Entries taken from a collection
++++++++++
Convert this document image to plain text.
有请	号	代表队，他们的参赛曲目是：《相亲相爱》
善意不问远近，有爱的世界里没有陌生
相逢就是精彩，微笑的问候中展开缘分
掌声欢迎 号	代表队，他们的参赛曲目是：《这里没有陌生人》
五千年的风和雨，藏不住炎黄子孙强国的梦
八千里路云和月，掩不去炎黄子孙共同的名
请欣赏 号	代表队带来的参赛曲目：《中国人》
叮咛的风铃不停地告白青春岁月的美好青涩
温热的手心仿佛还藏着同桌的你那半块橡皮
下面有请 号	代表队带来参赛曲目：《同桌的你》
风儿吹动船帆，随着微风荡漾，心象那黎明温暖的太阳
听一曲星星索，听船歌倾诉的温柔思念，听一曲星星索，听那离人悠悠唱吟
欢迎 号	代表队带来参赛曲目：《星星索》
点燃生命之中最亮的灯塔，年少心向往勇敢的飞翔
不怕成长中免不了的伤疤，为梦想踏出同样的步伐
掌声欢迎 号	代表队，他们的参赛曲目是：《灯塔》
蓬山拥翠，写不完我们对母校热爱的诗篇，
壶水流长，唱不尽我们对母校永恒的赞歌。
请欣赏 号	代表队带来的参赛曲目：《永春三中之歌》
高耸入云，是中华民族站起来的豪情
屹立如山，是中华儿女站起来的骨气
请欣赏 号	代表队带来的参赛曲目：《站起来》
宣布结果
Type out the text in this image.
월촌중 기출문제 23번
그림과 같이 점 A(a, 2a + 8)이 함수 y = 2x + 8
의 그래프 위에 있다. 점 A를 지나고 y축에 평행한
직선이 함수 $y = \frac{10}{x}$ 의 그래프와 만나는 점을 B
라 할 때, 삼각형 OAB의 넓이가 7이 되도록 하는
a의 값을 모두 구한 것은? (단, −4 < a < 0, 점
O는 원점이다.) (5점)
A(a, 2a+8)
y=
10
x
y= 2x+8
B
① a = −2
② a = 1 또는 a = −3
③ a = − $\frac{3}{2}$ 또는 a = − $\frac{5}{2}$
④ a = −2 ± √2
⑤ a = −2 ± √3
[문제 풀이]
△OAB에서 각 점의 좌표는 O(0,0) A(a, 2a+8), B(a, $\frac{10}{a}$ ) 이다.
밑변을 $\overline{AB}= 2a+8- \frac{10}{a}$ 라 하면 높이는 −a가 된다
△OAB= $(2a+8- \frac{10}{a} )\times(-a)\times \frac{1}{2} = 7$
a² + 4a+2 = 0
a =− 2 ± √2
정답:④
++++++++++
Exercise description: Check each line of the records for the word "frac", and show the lines that contain it.

Output of the task:
직선이 함수 $y = \frac{10}{x}$ 의 그래프와 만나는 점을 B
③ a = − $\frac{3}{2}$ 또는 a = − $\frac{5}{2}$
△OAB에서 각 점의 좌표는 O(0,0) A(a, 2a+8), B(a, $\frac{10}{a}$ ) 이다.
밑변을 $\overline{AB}= 2a+8- \frac{10}{a}$ 라 하면 높이는 −a가 된다
△OAB= $(2a+8- \frac{10}{a} )\times(-a)\times \frac{1}{2} = 7$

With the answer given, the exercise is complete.